Records from a collection
## begin

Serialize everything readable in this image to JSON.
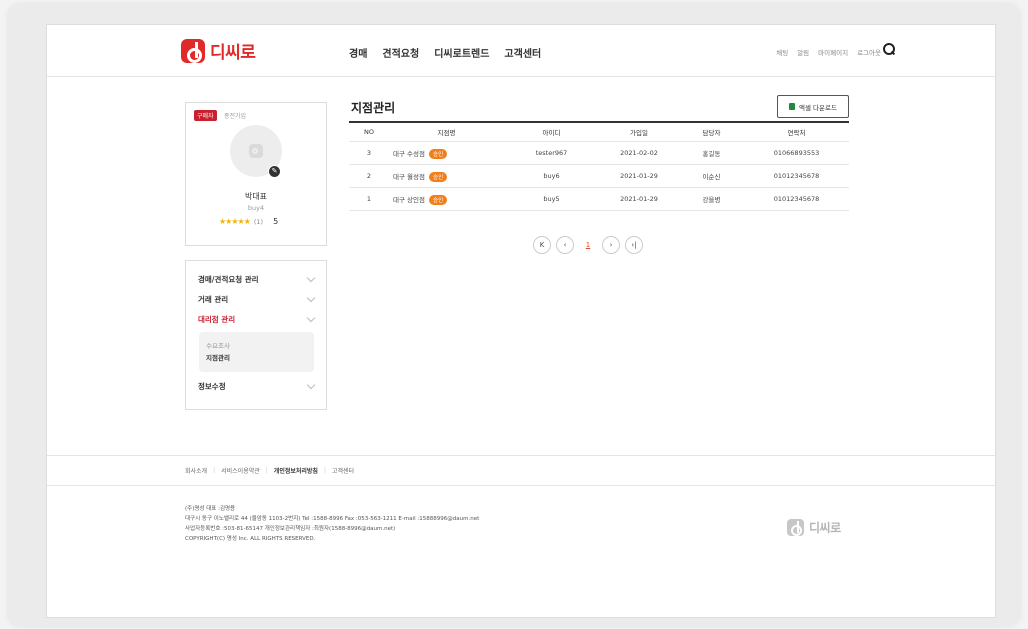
{
  "brand": {
    "name": "디씨로"
  },
  "nav": {
    "items": [
      "경매",
      "견적요청",
      "디씨로트렌드",
      "고객센터"
    ]
  },
  "util": {
    "items": [
      "채팅",
      "알림",
      "마이페이지",
      "로그아웃"
    ]
  },
  "profile": {
    "badge": "구매자",
    "type": "종전가입",
    "name": "박대표",
    "id": "buy4",
    "stars": "★★★★★",
    "rating_count": "(1)",
    "rating_score": "5"
  },
  "sidemenu": {
    "items": [
      {
        "label": "경매/견적요청 관리"
      },
      {
        "label": "거래 관리"
      },
      {
        "label": "대리점 관리"
      },
      {
        "label": "정보수정"
      }
    ],
    "sub": [
      "수요조사",
      "지점관리"
    ]
  },
  "main": {
    "title": "지점관리",
    "excel_label": "엑셀 다운로드",
    "approve_label": "승인",
    "columns": [
      "NO",
      "지점명",
      "아이디",
      "가입일",
      "담당자",
      "연락처"
    ],
    "rows": [
      {
        "no": "3",
        "name": "대구 수성점",
        "id": "tester967",
        "date": "2021-02-02",
        "manager": "홍길동",
        "tel": "01066893553"
      },
      {
        "no": "2",
        "name": "대구 월성점",
        "id": "buy6",
        "date": "2021-01-29",
        "manager": "이순신",
        "tel": "01012345678"
      },
      {
        "no": "1",
        "name": "대구 상인점",
        "id": "buy5",
        "date": "2021-01-29",
        "manager": "강을병",
        "tel": "01012345678"
      }
    ],
    "pager": {
      "first": "K",
      "prev": "‹",
      "current": "1",
      "next": "›",
      "last": "›|"
    }
  },
  "footer": {
    "links": [
      "회사소개",
      "서비스이용약관",
      "개인정보처리방침",
      "고객센터"
    ],
    "info": [
      "(주)명성    대표 :김명용",
      "대구시 동구 이노밸리로 44 (율암동 1103-2번지)   Tel :1588-8996   Fax :053-563-1211   E-mail :15888996@daum.net",
      "사업자등록번호 :503-81-65147    개인정보관리책임자 :최원자(1588-8996@daum.net)",
      "COPYRIGHT(C) 명성 Inc. ALL RIGHTS RESERVED."
    ]
  }
}
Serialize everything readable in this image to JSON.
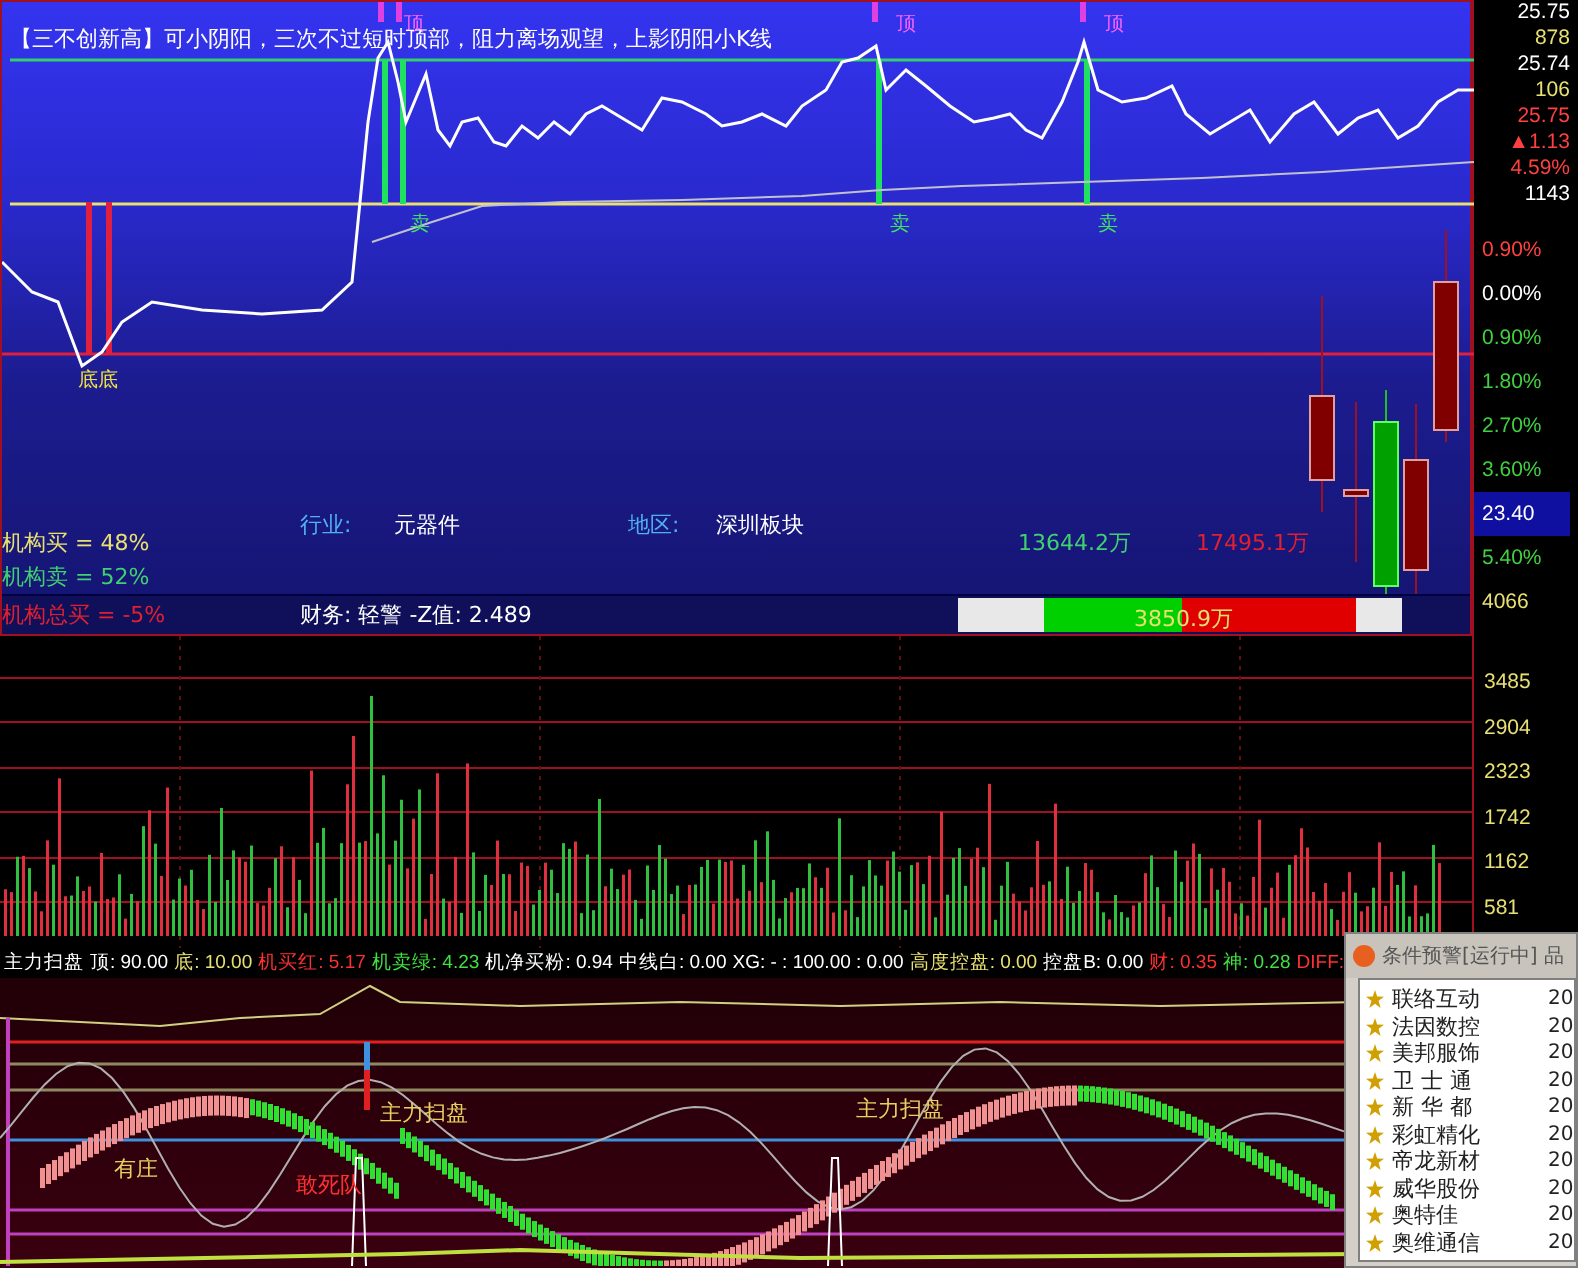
{
  "price_panel": {
    "caption": "【三不创新高】可小阴阳，三次不过短时顶部，阻力离场观望，上影阴阳小K线",
    "markers": [
      {
        "text": "顶",
        "kind": "top"
      },
      {
        "text": "顶",
        "kind": "top"
      },
      {
        "text": "顶",
        "kind": "top"
      },
      {
        "text": "卖",
        "kind": "sell"
      },
      {
        "text": "卖",
        "kind": "sell"
      },
      {
        "text": "卖",
        "kind": "sell"
      },
      {
        "text": "底底",
        "kind": "bottom"
      }
    ],
    "info": {
      "industry_label": "行业:",
      "industry": "元器件",
      "region_label": "地区:",
      "region": "深圳板块",
      "inst_buy": "机构买 = 48%",
      "inst_sell": "机构卖 = 52%",
      "inst_total": "机构总买 = -5%",
      "finance": "财务: 轻警   -Z值: 2.489"
    },
    "flow": {
      "inflow": "13644.2万",
      "outflow": "17495.1万",
      "net": "3850.9万",
      "level": 0.44
    }
  },
  "price_axis": [
    {
      "text": "25.75",
      "color": "#ffffff"
    },
    {
      "text": "878",
      "color": "#e8e070"
    },
    {
      "text": "25.74",
      "color": "#ffffff"
    },
    {
      "text": "106",
      "color": "#e8e070"
    },
    {
      "text": "25.75",
      "color": "#ff4040"
    },
    {
      "text": "▲1.13",
      "color": "#ff4040"
    },
    {
      "text": "4.59%",
      "color": "#ff4040"
    },
    {
      "text": "1143",
      "color": "#ffffff"
    }
  ],
  "percent_axis": [
    {
      "text": "0.90%",
      "color": "#ff4040",
      "kind": "tick"
    },
    {
      "text": "0.00%",
      "color": "#ffffff",
      "kind": "tick"
    },
    {
      "text": "0.90%",
      "color": "#40d040",
      "kind": "tick"
    },
    {
      "text": "1.80%",
      "color": "#40d040",
      "kind": "tick"
    },
    {
      "text": "2.70%",
      "color": "#40d040",
      "kind": "tick"
    },
    {
      "text": "3.60%",
      "color": "#40d040",
      "kind": "tick"
    },
    {
      "text": "23.40",
      "kind": "cursor"
    },
    {
      "text": "5.40%",
      "color": "#40d040",
      "kind": "tick"
    },
    {
      "text": "4066",
      "color": "#e8e070",
      "kind": "tick"
    }
  ],
  "volume_axis": [
    "3485",
    "2904",
    "2323",
    "1742",
    "1162",
    "581"
  ],
  "indicator": {
    "header": [
      {
        "text": "主力扫盘",
        "color": "#ffffff"
      },
      {
        "text": "顶: 90.00",
        "color": "#ffffff"
      },
      {
        "text": "底: 10.00",
        "color": "#e8e070"
      },
      {
        "text": "机买红: 5.17",
        "color": "#ff3030"
      },
      {
        "text": "机卖绿: 4.23",
        "color": "#40e040"
      },
      {
        "text": "机净买粉: 0.94",
        "color": "#ffffff"
      },
      {
        "text": "中线白: 0.00",
        "color": "#ffffff"
      },
      {
        "text": "XG: - : 100.00 : 0.00",
        "color": "#ffffff"
      },
      {
        "text": "高度控盘: 0.00",
        "color": "#e8e070"
      },
      {
        "text": "控盘B: 0.00",
        "color": "#ffffff"
      },
      {
        "text": "财: 0.35",
        "color": "#ff3030"
      },
      {
        "text": "神: 0.28",
        "color": "#40e040"
      },
      {
        "text": "DIFF:",
        "color": "#ff3030"
      }
    ],
    "labels": [
      {
        "text": "有庄",
        "color": "#e8d060"
      },
      {
        "text": "主力扫盘",
        "color": "#e8d060"
      },
      {
        "text": "敢死队",
        "color": "#ff3030"
      },
      {
        "text": "主力扫盘",
        "color": "#e8d060"
      }
    ]
  },
  "alert_window": {
    "title": "条件预警[运行中] 品",
    "items": [
      {
        "name": "联络互动",
        "column_2": "20"
      },
      {
        "name": "法因数控",
        "column_2": "20"
      },
      {
        "name": "美邦服饰",
        "column_2": "20"
      },
      {
        "name": "卫 士 通",
        "column_2": "20"
      },
      {
        "name": "新 华 都",
        "column_2": "20"
      },
      {
        "name": "彩虹精化",
        "column_2": "20"
      },
      {
        "name": "帝龙新材",
        "column_2": "20"
      },
      {
        "name": "威华股份",
        "column_2": "20"
      },
      {
        "name": "奥特佳",
        "column_2": "20"
      },
      {
        "name": "奥维通信",
        "column_2": "20"
      }
    ]
  }
}
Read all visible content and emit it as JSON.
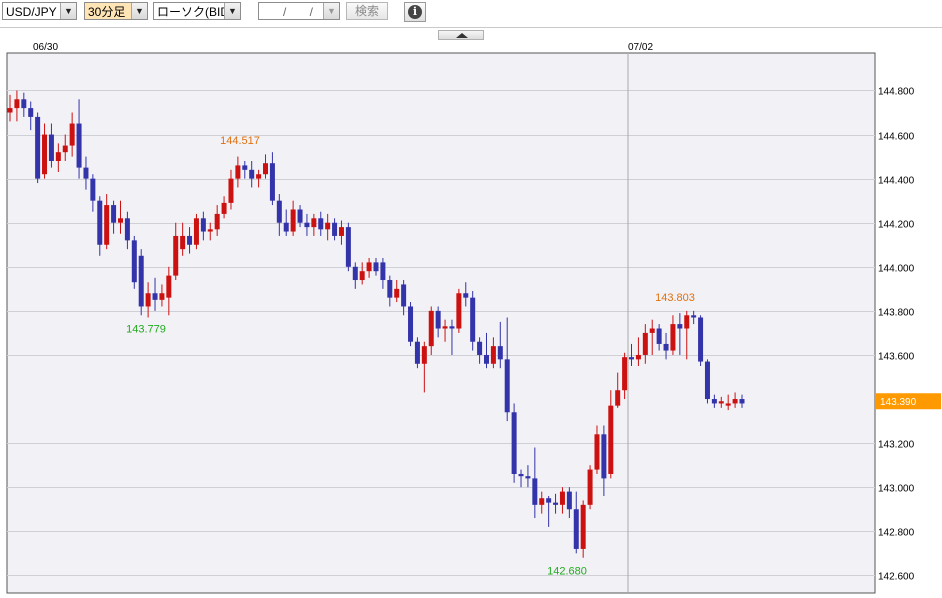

## end

- [To do] Each entry shown above must be quoted exactly, with its pictures left out.

- [Written answer]
Serialize everything readable in this image to JSON.
{
  "brand": {
    "name": "디씨로"
  },
  "nav": {
    "items": [
      "경매",
      "견적요청",
      "디씨로트렌드",
      "고객센터"
    ]
  },
  "util": {
    "items": [
      "채팅",
      "알림",
      "마이페이지",
      "로그아웃"
    ]
  },
  "profile": {
    "badge": "구매자",
    "type": "종전가입",
    "name": "박대표",
    "id": "buy4",
    "stars": "★★★★★",
    "rating_count": "(1)",
    "rating_score": "5"
  },
  "sidemenu": {
    "items": [
      {
        "label": "경매/견적요청 관리"
      },
      {
        "label": "거래 관리"
      },
      {
        "label": "대리점 관리"
      },
      {
        "label": "정보수정"
      }
    ],
    "sub": [
      "수요조사",
      "지점관리"
    ]
  },
  "main": {
    "title": "지점관리",
    "excel_label": "엑셀 다운로드",
    "approve_label": "승인",
    "columns": [
      "NO",
      "지점명",
      "아이디",
      "가입일",
      "담당자",
      "연락처"
    ],
    "rows": [
      {
        "no": "3",
        "name": "대구 수성점",
        "id": "tester967",
        "date": "2021-02-02",
        "manager": "홍길동",
        "tel": "01066893553"
      },
      {
        "no": "2",
        "name": "대구 월성점",
        "id": "buy6",
        "date": "2021-01-29",
        "manager": "이순신",
        "tel": "01012345678"
      },
      {
        "no": "1",
        "name": "대구 상인점",
        "id": "buy5",
        "date": "2021-01-29",
        "manager": "강을병",
        "tel": "01012345678"
      }
    ],
    "pager": {
      "first": "K",
      "prev": "‹",
      "current": "1",
      "next": "›",
      "last": "›|"
    }
  },
  "footer": {
    "links": [
      "회사소개",
      "서비스이용약관",
      "개인정보처리방침",
      "고객센터"
    ],
    "info": [
      "(주)명성    대표 :김명용",
      "대구시 동구 이노밸리로 44 (율암동 1103-2번지)   Tel :1588-8996   Fax :053-563-1211   E-mail :15888996@daum.net",
      "사업자등록번호 :503-81-65147    개인정보관리책임자 :최원자(1588-8996@daum.net)",
      "COPYRIGHT(C) 명성 Inc. ALL RIGHTS RESERVED."
    ]
  }
}
Serialize everything readable in this image to JSON.
{
  "price_panel": {
    "caption": "【三不创新高】可小阴阳，三次不过短时顶部，阻力离场观望，上影阴阳小K线",
    "markers": [
      {
        "text": "顶",
        "kind": "top"
      },
      {
        "text": "顶",
        "kind": "top"
      },
      {
        "text": "顶",
        "kind": "top"
      },
      {
        "text": "卖",
        "kind": "sell"
      },
      {
        "text": "卖",
        "kind": "sell"
      },
      {
        "text": "卖",
        "kind": "sell"
      },
      {
        "text": "底底",
        "kind": "bottom"
      }
    ],
    "info": {
      "industry_label": "行业:",
      "industry": "元器件",
      "region_label": "地区:",
      "region": "深圳板块",
      "inst_buy": "机构买 = 48%",
      "inst_sell": "机构卖 = 52%",
      "inst_total": "机构总买 = -5%",
      "finance": "财务: 轻警   -Z值: 2.489"
    },
    "flow": {
      "inflow": "13644.2万",
      "outflow": "17495.1万",
      "net": "3850.9万",
      "level": 0.44
    }
  },
  "price_axis": [
    {
      "text": "25.75",
      "color": "#ffffff"
    },
    {
      "text": "878",
      "color": "#e8e070"
    },
    {
      "text": "25.74",
      "color": "#ffffff"
    },
    {
      "text": "106",
      "color": "#e8e070"
    },
    {
      "text": "25.75",
      "color": "#ff4040"
    },
    {
      "text": "▲1.13",
      "color": "#ff4040"
    },
    {
      "text": "4.59%",
      "color": "#ff4040"
    },
    {
      "text": "1143",
      "color": "#ffffff"
    }
  ],
  "percent_axis": [
    {
      "text": "0.90%",
      "color": "#ff4040",
      "kind": "tick"
    },
    {
      "text": "0.00%",
      "color": "#ffffff",
      "kind": "tick"
    },
    {
      "text": "0.90%",
      "color": "#40d040",
      "kind": "tick"
    },
    {
      "text": "1.80%",
      "color": "#40d040",
      "kind": "tick"
    },
    {
      "text": "2.70%",
      "color": "#40d040",
      "kind": "tick"
    },
    {
      "text": "3.60%",
      "color": "#40d040",
      "kind": "tick"
    },
    {
      "text": "23.40",
      "kind": "cursor"
    },
    {
      "text": "5.40%",
      "color": "#40d040",
      "kind": "tick"
    },
    {
      "text": "4066",
      "color": "#e8e070",
      "kind": "tick"
    }
  ],
  "volume_axis": [
    "3485",
    "2904",
    "2323",
    "1742",
    "1162",
    "581"
  ],
  "indicator": {
    "header": [
      {
        "text": "主力扫盘",
        "color": "#ffffff"
      },
      {
        "text": "顶: 90.00",
        "color": "#ffffff"
      },
      {
        "text": "底: 10.00",
        "color": "#e8e070"
      },
      {
        "text": "机买红: 5.17",
        "color": "#ff3030"
      },
      {
        "text": "机卖绿: 4.23",
        "color": "#40e040"
      },
      {
        "text": "机净买粉: 0.94",
        "color": "#ffffff"
      },
      {
        "text": "中线白: 0.00",
        "color": "#ffffff"
      },
      {
        "text": "XG: - : 100.00 : 0.00",
        "color": "#ffffff"
      },
      {
        "text": "高度控盘: 0.00",
        "color": "#e8e070"
      },
      {
        "text": "控盘B: 0.00",
        "color": "#ffffff"
      },
      {
        "text": "财: 0.35",
        "color": "#ff3030"
      },
      {
        "text": "神: 0.28",
        "color": "#40e040"
      },
      {
        "text": "DIFF:",
        "color": "#ff3030"
      }
    ],
    "labels": [
      {
        "text": "有庄",
        "color": "#e8d060"
      },
      {
        "text": "主力扫盘",
        "color": "#e8d060"
      },
      {
        "text": "敢死队",
        "color": "#ff3030"
      },
      {
        "text": "主力扫盘",
        "color": "#e8d060"
      }
    ]
  },
  "alert_window": {
    "title": "条件预警[运行中] 品",
    "items": [
      {
        "name": "联络互动",
        "column_2": "20"
      },
      {
        "name": "法因数控",
        "column_2": "20"
      },
      {
        "name": "美邦服饰",
        "column_2": "20"
      },
      {
        "name": "卫 士 通",
        "column_2": "20"
      },
      {
        "name": "新 华 都",
        "column_2": "20"
      },
      {
        "name": "彩虹精化",
        "column_2": "20"
      },
      {
        "name": "帝龙新材",
        "column_2": "20"
      },
      {
        "name": "威华股份",
        "column_2": "20"
      },
      {
        "name": "奥特佳",
        "column_2": "20"
      },
      {
        "name": "奥维通信",
        "column_2": "20"
      }
    ]
  }
}
Read all visible content and emit it as JSON.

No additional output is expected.